Your objective
Look through the data below and return each line where "details" appears.

Data listing

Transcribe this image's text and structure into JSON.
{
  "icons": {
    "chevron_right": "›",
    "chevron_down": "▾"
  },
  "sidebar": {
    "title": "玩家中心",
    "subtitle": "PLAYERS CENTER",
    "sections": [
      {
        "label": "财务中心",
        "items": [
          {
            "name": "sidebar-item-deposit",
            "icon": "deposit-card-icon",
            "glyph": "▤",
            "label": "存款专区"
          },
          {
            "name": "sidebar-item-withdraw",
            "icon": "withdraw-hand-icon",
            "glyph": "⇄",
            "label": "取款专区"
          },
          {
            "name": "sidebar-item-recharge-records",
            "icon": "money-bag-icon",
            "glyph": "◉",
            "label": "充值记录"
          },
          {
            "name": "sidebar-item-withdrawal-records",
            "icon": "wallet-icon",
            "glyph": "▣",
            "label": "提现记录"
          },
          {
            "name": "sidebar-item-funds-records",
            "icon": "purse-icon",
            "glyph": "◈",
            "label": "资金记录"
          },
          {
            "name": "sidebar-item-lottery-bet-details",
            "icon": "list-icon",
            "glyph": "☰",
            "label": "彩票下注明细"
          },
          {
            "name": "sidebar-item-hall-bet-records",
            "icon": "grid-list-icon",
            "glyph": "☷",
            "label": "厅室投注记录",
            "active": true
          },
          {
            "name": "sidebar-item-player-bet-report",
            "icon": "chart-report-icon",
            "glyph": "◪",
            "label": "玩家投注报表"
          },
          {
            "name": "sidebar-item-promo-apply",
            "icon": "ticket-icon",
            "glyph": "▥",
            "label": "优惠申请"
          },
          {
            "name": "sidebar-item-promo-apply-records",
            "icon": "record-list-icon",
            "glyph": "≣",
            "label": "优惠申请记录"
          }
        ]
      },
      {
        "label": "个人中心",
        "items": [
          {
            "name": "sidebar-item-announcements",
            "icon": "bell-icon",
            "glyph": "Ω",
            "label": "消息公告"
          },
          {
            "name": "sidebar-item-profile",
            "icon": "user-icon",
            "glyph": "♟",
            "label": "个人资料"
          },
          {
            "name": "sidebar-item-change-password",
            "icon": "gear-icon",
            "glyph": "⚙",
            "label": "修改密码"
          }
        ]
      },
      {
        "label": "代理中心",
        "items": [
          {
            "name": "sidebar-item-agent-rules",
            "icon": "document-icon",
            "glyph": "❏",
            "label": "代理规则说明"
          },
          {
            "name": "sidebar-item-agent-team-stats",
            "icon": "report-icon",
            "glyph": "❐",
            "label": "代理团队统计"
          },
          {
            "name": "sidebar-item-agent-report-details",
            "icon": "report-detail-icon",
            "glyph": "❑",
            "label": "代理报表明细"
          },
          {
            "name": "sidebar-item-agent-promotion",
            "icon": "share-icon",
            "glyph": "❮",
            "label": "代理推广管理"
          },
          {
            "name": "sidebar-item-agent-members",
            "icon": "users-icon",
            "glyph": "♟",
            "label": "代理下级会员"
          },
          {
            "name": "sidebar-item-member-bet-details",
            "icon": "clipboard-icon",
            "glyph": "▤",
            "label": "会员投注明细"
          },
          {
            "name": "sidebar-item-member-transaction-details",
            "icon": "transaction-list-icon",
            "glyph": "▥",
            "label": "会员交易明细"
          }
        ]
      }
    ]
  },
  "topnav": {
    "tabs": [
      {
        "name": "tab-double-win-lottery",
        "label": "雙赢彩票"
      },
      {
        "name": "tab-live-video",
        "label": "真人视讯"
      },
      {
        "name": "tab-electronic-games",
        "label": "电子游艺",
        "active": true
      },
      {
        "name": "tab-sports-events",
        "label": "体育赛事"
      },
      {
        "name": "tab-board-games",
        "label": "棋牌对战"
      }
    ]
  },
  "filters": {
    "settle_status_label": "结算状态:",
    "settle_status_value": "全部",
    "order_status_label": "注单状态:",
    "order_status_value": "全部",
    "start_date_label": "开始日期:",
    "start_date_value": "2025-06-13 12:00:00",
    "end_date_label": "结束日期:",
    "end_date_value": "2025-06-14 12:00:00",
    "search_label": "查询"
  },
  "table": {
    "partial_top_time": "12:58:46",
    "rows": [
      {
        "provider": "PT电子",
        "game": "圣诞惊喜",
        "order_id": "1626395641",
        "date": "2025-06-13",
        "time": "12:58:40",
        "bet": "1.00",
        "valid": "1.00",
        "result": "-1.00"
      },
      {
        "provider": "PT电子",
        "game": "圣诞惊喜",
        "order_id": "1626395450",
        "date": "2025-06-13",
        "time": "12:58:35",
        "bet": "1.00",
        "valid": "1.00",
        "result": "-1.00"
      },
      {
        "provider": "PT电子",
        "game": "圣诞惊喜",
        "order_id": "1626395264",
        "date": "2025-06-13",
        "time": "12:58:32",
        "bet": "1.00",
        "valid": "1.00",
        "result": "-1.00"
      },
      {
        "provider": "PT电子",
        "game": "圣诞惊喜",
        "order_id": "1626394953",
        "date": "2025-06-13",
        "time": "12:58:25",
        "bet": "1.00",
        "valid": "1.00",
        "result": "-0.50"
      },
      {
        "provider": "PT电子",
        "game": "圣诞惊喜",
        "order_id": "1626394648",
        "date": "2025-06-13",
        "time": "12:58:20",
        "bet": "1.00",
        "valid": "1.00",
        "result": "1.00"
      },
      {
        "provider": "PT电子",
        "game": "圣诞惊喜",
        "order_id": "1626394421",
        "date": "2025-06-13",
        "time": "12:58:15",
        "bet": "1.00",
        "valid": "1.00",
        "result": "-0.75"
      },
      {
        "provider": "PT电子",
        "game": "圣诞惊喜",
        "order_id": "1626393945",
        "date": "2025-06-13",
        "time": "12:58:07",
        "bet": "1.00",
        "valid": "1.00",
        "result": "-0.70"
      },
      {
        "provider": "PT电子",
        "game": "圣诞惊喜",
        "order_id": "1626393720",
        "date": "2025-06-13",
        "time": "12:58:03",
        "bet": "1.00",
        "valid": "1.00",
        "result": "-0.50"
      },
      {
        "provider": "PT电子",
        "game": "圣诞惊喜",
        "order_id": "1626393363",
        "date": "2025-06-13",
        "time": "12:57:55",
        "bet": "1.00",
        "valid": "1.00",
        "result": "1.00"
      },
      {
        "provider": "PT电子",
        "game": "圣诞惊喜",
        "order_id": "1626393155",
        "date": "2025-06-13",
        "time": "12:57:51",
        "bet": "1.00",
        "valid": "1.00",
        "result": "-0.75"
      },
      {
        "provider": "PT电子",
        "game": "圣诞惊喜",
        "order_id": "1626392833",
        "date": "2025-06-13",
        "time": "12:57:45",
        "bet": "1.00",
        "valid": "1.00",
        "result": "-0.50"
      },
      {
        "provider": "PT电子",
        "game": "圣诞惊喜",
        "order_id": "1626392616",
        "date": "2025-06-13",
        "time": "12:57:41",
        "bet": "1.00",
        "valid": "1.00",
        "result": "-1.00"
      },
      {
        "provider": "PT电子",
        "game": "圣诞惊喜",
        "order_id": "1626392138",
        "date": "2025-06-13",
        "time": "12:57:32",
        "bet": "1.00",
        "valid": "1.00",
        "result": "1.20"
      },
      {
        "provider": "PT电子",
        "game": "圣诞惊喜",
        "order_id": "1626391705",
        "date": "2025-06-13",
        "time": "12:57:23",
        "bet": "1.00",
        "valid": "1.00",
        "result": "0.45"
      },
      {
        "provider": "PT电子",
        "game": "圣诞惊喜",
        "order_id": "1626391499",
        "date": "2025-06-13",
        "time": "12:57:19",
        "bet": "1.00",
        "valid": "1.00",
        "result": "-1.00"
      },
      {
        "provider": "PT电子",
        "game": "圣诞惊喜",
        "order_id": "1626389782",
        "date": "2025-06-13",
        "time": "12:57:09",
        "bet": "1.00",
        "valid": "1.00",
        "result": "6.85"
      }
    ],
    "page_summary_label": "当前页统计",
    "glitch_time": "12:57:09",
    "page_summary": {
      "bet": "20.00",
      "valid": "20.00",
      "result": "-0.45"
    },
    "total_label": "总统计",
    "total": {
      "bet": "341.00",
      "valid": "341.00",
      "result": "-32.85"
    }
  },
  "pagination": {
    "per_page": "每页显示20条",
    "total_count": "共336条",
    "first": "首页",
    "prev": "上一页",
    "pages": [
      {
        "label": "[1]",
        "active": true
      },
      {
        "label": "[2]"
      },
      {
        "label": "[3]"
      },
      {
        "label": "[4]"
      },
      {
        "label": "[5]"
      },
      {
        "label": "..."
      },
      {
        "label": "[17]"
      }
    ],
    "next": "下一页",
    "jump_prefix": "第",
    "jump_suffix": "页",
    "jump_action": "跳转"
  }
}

Output for this task
            "name": "sidebar-item-lottery-bet-details",
            "name": "sidebar-item-agent-report-details",
            "name": "sidebar-item-member-bet-details",
            "name": "sidebar-item-member-transaction-details",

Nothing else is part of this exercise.